**Job**
Give the listing again in full, exactly as written.

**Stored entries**

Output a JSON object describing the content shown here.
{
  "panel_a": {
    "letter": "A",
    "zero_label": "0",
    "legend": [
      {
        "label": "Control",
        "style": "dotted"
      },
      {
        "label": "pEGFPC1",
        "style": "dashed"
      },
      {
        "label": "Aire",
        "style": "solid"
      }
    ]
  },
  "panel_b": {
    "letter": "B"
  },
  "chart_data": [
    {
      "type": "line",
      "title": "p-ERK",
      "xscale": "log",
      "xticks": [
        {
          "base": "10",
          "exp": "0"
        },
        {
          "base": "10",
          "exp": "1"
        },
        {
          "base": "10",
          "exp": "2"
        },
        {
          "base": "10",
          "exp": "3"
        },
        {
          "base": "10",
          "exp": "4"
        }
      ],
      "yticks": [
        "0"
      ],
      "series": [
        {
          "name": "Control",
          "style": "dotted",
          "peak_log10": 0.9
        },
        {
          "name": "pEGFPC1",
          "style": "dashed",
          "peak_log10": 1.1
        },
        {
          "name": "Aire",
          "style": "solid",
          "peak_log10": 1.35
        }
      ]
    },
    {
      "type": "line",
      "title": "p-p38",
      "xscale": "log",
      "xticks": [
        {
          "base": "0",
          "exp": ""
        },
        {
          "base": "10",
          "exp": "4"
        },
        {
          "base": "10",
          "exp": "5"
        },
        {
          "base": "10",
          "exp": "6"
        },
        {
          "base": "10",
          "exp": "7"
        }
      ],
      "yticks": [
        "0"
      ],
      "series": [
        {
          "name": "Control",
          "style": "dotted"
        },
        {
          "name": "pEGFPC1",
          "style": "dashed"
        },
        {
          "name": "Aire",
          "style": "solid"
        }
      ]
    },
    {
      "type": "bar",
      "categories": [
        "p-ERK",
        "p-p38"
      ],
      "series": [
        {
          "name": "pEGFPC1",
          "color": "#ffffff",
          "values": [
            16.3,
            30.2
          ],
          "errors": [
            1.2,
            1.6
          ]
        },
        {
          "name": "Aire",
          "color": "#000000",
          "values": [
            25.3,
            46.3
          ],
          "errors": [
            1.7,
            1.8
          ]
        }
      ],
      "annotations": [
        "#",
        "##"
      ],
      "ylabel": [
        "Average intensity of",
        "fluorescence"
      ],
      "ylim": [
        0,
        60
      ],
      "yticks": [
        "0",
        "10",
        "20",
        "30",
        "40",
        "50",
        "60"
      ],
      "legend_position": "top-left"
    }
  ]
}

**Solution below**
Output a JSON object describing the content shown here.
{
  "panel_a": {
    "letter": "A",
    "zero_label": "0",
    "legend": [
      {
        "label": "Control",
        "style": "dotted"
      },
      {
        "label": "pEGFPC1",
        "style": "dashed"
      },
      {
        "label": "Aire",
        "style": "solid"
      }
    ]
  },
  "panel_b": {
    "letter": "B"
  },
  "chart_data": [
    {
      "type": "line",
      "title": "p-ERK",
      "xscale": "log",
      "xticks": [
        {
          "base": "10",
          "exp": "0"
        },
        {
          "base": "10",
          "exp": "1"
        },
        {
          "base": "10",
          "exp": "2"
        },
        {
          "base": "10",
          "exp": "3"
        },
        {
          "base": "10",
          "exp": "4"
        }
      ],
      "yticks": [
        "0"
      ],
      "series": [
        {
          "name": "Control",
          "style": "dotted",
          "peak_log10": 0.9
        },
        {
          "name": "pEGFPC1",
          "style": "dashed",
          "peak_log10": 1.1
        },
        {
          "name": "Aire",
          "style": "solid",
          "peak_log10": 1.35
        }
      ]
    },
    {
      "type": "line",
      "title": "p-p38",
      "xscale": "log",
      "xticks": [
        {
          "base": "0",
          "exp": ""
        },
        {
          "base": "10",
          "exp": "4"
        },
        {
          "base": "10",
          "exp": "5"
        },
        {
          "base": "10",
          "exp": "6"
        },
        {
          "base": "10",
          "exp": "7"
        }
      ],
      "yticks": [
        "0"
      ],
      "series": [
        {
          "name": "Control",
          "style": "dotted"
        },
        {
          "name": "pEGFPC1",
          "style": "dashed"
        },
        {
          "name": "Aire",
          "style": "solid"
        }
      ]
    },
    {
      "type": "bar",
      "categories": [
        "p-ERK",
        "p-p38"
      ],
      "series": [
        {
          "name": "pEGFPC1",
          "color": "#ffffff",
          "values": [
            16.3,
            30.2
          ],
          "errors": [
            1.2,
            1.6
          ]
        },
        {
          "name": "Aire",
          "color": "#000000",
          "values": [
            25.3,
            46.3
          ],
          "errors": [
            1.7,
            1.8
          ]
        }
      ],
      "annotations": [
        "#",
        "##"
      ],
      "ylabel": [
        "Average intensity of",
        "fluorescence"
      ],
      "ylim": [
        0,
        60
      ],
      "yticks": [
        "0",
        "10",
        "20",
        "30",
        "40",
        "50",
        "60"
      ],
      "legend_position": "top-left"
    }
  ]
}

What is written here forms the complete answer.